WORK TO DO ::
Select the lines below containing the word "Windows".

Stored data ::
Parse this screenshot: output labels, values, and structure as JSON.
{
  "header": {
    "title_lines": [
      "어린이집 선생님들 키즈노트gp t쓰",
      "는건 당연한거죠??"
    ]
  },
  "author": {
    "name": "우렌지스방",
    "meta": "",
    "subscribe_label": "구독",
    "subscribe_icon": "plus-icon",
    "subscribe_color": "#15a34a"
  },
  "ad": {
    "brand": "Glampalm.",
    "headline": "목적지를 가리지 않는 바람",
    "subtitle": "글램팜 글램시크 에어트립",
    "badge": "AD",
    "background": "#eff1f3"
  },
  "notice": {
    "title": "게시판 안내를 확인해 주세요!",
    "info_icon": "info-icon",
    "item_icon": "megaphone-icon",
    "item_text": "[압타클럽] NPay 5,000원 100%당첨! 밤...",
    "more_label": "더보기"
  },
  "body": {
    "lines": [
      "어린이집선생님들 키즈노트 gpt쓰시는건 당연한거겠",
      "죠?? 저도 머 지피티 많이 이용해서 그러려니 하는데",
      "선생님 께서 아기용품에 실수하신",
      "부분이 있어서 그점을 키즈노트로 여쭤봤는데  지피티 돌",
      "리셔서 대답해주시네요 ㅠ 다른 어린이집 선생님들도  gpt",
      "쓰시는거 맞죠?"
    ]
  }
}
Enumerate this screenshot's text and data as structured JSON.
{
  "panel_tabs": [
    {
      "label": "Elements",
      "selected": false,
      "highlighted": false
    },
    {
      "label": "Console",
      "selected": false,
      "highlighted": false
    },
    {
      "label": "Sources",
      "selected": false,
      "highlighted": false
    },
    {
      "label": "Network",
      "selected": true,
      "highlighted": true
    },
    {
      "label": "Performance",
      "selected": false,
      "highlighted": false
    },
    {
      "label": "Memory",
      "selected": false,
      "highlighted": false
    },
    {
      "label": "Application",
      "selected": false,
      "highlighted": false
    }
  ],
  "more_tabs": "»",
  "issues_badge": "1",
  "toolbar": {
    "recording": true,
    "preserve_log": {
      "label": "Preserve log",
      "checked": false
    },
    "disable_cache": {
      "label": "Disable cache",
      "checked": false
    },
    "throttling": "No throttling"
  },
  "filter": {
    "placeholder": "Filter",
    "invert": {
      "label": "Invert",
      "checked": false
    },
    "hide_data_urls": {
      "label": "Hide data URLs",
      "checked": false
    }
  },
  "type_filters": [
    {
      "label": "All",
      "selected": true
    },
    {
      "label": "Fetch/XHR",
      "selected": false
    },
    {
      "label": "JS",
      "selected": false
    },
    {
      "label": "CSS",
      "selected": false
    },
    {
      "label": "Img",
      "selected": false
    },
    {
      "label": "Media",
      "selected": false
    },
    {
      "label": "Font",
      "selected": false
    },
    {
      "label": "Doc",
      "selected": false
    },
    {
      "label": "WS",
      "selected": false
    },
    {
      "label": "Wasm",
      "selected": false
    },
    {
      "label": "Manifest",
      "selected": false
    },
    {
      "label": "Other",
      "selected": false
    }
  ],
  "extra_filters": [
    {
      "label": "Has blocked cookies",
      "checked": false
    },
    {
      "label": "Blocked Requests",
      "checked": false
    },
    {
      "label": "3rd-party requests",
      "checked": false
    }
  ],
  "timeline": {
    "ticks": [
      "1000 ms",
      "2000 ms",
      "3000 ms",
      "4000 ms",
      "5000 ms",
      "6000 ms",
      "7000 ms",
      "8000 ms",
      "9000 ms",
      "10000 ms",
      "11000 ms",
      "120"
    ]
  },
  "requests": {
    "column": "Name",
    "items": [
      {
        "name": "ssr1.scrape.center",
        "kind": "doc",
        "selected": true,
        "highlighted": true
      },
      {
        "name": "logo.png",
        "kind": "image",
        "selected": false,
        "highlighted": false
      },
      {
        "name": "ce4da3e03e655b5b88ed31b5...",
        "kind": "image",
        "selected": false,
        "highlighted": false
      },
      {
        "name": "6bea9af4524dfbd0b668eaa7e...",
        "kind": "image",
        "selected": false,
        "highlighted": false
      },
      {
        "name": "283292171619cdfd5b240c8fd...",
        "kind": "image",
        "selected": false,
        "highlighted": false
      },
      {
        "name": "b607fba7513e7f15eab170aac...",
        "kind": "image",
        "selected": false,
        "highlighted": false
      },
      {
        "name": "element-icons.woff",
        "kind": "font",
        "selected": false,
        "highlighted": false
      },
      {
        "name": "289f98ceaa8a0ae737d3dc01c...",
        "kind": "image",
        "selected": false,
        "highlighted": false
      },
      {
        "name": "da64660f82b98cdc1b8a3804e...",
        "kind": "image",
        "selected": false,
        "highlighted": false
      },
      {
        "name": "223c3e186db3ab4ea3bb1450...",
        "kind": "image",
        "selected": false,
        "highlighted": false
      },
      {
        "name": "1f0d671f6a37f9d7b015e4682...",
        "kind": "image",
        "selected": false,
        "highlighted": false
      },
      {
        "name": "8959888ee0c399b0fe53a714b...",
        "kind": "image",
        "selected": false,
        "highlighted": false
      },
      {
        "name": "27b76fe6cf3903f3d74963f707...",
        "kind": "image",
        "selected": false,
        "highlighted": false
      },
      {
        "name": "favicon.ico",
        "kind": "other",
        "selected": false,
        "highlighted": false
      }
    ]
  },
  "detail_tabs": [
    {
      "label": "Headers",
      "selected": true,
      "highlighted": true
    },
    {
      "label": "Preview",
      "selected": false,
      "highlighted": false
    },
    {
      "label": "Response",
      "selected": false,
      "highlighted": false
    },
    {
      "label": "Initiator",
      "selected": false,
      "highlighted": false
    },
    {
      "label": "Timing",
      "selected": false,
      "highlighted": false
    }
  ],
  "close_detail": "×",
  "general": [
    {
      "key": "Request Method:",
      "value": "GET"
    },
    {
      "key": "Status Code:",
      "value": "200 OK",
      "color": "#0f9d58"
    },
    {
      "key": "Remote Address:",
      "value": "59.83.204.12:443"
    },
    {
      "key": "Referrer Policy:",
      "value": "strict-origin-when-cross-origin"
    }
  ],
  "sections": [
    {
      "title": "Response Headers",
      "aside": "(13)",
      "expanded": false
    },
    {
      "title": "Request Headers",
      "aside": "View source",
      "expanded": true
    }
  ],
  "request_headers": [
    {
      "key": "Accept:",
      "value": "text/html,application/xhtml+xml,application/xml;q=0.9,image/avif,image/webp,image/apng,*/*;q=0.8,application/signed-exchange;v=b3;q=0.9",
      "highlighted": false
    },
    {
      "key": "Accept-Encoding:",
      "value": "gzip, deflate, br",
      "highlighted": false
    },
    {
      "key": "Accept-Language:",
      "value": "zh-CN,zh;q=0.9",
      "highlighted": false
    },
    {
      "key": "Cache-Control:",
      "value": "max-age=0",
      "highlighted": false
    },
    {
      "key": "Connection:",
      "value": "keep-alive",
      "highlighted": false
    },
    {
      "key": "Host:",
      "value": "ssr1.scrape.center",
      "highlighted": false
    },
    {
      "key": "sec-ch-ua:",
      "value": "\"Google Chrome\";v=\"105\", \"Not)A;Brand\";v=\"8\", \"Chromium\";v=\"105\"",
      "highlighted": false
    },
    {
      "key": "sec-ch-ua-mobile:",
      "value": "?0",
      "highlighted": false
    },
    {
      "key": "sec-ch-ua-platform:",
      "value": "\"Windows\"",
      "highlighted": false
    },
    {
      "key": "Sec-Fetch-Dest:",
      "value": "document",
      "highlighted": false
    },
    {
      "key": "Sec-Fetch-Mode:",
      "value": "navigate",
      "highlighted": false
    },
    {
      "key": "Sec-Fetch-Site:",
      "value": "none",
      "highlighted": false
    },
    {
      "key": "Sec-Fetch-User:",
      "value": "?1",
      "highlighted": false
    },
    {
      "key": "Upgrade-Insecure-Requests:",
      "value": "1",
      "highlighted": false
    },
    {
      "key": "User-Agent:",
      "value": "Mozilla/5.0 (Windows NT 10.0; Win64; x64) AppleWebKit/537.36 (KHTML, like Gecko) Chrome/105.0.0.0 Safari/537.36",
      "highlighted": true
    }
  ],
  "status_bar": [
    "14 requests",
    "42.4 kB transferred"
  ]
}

RESPONSE FOR THIS EXERCISE ::
      "value": "\"Windows\"",
      "value": "Mozilla/5.0 (Windows NT 10.0; Win64; x64) AppleWebKit/537.36 (KHTML, like Gecko) Chrome/105.0.0.0 Safari/537.36",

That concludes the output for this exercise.